─── DATASET EXTRACT

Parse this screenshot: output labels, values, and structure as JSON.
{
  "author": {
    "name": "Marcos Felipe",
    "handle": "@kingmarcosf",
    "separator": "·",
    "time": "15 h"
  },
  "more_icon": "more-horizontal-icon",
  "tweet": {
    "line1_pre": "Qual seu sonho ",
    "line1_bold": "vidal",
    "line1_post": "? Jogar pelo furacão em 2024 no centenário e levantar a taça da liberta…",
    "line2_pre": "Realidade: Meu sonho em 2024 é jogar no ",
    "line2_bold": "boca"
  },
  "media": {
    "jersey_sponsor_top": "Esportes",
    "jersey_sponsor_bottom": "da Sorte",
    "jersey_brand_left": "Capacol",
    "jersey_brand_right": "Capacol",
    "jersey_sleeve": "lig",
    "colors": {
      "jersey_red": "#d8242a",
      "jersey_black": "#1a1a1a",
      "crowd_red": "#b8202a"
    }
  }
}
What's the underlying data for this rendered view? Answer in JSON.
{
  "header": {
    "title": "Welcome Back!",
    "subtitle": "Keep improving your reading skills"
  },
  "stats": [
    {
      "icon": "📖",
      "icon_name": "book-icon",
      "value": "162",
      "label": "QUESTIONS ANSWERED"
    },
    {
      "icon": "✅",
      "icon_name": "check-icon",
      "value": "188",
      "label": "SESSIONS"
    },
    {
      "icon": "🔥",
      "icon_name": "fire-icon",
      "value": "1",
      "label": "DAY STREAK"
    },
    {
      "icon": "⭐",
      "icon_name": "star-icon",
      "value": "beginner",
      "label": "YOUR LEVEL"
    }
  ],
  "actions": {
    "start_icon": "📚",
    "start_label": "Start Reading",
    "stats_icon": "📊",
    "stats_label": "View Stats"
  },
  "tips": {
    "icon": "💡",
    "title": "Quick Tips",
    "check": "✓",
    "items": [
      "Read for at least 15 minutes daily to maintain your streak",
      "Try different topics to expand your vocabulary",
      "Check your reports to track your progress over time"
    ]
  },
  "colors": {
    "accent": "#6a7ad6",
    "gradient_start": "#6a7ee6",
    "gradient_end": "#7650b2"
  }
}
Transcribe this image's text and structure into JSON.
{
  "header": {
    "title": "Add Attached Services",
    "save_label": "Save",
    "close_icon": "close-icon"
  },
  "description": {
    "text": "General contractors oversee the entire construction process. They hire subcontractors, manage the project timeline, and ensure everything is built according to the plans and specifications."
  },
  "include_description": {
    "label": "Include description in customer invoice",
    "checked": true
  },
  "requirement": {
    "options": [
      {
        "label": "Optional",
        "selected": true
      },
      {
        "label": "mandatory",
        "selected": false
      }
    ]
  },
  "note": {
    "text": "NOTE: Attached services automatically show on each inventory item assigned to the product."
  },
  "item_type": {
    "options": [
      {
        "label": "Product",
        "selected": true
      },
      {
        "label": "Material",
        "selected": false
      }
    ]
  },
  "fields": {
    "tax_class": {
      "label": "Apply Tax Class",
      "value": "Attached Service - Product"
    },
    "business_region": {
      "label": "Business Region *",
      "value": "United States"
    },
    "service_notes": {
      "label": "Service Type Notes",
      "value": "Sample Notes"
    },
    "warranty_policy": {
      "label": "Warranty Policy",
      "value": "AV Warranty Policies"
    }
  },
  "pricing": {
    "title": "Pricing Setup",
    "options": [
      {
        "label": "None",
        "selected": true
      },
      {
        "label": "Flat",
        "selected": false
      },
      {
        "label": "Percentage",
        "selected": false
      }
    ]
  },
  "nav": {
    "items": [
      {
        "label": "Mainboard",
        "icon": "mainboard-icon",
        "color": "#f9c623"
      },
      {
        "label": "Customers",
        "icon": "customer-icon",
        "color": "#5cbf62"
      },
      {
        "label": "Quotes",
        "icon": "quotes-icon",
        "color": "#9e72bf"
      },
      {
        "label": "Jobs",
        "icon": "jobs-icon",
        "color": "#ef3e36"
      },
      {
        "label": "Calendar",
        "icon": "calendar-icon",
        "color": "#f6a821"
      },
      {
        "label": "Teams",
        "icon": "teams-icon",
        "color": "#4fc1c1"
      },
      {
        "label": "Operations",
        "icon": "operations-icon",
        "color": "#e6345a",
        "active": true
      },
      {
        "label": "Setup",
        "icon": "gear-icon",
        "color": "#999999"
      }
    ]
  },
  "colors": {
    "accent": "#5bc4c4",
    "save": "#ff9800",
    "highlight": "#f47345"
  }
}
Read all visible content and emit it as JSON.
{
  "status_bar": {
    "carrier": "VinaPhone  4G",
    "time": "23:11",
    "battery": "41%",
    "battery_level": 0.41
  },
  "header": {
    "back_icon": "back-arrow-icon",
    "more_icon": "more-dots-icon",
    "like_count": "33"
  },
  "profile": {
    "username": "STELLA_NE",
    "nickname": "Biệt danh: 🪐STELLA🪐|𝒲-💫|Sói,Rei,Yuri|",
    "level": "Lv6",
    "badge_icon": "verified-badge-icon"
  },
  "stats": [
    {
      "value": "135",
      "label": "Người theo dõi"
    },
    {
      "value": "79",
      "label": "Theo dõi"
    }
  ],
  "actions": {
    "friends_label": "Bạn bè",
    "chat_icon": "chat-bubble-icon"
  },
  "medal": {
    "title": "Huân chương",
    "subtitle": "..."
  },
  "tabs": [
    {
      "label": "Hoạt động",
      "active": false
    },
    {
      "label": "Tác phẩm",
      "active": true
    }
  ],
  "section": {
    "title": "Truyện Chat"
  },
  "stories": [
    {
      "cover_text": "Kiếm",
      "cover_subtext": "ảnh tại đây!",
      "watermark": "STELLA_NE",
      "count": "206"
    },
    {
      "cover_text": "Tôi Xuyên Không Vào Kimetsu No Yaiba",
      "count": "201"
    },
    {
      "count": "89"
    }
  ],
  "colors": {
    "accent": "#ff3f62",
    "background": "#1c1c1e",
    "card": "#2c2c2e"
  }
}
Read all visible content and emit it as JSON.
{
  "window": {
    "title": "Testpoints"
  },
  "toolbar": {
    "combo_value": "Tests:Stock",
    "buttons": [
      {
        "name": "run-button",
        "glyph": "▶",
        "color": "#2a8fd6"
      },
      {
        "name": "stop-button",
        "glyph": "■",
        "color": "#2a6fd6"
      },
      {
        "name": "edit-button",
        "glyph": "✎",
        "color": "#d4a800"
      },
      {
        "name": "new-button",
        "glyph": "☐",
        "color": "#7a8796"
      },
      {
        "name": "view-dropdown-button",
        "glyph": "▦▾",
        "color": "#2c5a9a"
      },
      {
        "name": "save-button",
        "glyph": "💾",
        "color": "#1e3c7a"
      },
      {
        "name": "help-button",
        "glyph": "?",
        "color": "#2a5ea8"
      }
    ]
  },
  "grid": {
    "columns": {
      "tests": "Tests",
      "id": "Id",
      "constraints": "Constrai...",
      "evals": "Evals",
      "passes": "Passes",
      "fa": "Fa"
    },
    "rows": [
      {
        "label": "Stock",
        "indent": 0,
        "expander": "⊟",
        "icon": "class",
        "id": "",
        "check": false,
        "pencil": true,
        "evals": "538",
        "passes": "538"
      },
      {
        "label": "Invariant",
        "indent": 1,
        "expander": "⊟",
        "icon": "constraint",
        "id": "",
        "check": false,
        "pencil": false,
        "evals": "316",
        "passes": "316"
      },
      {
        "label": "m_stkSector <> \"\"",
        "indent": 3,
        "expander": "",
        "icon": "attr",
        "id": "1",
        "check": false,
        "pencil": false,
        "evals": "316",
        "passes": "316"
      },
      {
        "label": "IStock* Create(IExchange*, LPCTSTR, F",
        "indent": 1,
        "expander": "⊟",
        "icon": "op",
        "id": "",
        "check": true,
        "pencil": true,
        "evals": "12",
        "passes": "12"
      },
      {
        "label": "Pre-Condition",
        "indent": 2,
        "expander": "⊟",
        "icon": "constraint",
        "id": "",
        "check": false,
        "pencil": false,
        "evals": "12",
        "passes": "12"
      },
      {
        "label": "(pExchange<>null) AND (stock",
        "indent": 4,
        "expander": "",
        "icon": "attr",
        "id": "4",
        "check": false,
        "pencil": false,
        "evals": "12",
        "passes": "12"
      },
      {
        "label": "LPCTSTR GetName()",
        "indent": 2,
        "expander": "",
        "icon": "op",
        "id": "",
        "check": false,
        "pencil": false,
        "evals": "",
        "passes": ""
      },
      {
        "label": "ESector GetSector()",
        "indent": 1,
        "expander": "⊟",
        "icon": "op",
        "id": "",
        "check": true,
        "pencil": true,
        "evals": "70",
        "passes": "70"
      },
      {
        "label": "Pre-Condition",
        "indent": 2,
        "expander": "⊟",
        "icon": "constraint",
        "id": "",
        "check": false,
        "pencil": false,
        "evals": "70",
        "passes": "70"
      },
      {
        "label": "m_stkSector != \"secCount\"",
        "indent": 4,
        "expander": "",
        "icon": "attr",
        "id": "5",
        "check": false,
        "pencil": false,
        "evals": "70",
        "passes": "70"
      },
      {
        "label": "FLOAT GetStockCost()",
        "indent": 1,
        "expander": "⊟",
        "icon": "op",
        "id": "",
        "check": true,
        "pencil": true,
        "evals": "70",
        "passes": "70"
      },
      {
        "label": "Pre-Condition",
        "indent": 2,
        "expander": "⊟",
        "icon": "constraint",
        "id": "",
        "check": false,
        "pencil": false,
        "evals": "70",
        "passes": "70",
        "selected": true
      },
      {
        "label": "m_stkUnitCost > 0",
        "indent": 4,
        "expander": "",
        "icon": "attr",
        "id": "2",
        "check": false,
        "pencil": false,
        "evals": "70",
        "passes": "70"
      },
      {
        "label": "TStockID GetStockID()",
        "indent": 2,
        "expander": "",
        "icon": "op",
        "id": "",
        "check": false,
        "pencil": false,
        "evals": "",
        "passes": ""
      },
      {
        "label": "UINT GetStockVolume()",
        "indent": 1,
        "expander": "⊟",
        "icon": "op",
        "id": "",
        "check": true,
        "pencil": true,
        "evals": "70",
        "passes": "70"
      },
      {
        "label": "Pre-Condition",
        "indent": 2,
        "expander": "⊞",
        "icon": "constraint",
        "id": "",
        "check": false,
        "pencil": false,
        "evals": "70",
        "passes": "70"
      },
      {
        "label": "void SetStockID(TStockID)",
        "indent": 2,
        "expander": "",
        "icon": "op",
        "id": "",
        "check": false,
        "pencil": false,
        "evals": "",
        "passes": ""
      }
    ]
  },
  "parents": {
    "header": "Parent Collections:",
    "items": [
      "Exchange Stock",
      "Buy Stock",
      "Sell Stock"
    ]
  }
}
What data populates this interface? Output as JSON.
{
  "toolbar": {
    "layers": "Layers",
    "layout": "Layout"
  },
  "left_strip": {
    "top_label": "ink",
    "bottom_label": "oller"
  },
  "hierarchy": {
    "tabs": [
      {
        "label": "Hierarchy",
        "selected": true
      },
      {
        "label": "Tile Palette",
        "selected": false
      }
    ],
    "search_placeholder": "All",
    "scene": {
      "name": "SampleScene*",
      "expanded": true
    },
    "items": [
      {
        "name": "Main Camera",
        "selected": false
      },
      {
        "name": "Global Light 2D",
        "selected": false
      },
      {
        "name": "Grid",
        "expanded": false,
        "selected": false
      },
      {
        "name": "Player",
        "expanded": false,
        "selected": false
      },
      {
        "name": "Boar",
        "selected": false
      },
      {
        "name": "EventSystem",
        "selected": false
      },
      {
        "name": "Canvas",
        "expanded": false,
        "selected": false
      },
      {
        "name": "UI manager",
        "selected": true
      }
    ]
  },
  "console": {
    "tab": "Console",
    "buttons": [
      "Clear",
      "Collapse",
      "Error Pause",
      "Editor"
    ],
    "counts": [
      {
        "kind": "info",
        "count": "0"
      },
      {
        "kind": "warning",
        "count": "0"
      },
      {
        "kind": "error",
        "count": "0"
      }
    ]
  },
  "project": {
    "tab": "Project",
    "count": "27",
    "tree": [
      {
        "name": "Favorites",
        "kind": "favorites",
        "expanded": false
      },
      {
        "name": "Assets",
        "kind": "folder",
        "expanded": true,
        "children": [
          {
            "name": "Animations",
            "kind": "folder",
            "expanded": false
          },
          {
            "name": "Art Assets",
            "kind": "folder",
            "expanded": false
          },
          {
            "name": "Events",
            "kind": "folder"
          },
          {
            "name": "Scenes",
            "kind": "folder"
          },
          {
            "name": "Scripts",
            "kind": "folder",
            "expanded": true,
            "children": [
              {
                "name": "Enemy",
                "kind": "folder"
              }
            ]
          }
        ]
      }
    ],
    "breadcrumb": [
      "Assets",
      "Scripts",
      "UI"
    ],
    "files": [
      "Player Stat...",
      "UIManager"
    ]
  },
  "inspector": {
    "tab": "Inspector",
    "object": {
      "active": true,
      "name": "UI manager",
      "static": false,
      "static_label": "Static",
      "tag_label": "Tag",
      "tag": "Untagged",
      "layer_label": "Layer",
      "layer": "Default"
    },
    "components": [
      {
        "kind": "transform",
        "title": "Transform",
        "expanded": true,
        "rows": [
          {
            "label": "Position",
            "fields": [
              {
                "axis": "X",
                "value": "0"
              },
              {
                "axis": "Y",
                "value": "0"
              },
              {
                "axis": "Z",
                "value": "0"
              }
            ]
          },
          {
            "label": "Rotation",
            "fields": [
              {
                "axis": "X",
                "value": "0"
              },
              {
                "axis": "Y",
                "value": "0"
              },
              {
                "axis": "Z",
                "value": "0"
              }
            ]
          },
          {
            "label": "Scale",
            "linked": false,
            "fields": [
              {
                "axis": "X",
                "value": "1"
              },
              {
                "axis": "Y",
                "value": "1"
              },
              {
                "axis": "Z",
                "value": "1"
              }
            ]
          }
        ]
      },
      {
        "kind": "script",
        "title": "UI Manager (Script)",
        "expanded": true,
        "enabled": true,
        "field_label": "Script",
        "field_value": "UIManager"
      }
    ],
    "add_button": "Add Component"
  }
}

──────

### BRIEF
Of the lines in this data, how many contain "Tests"? Reply with only the number.

### TASK OUTPUT
2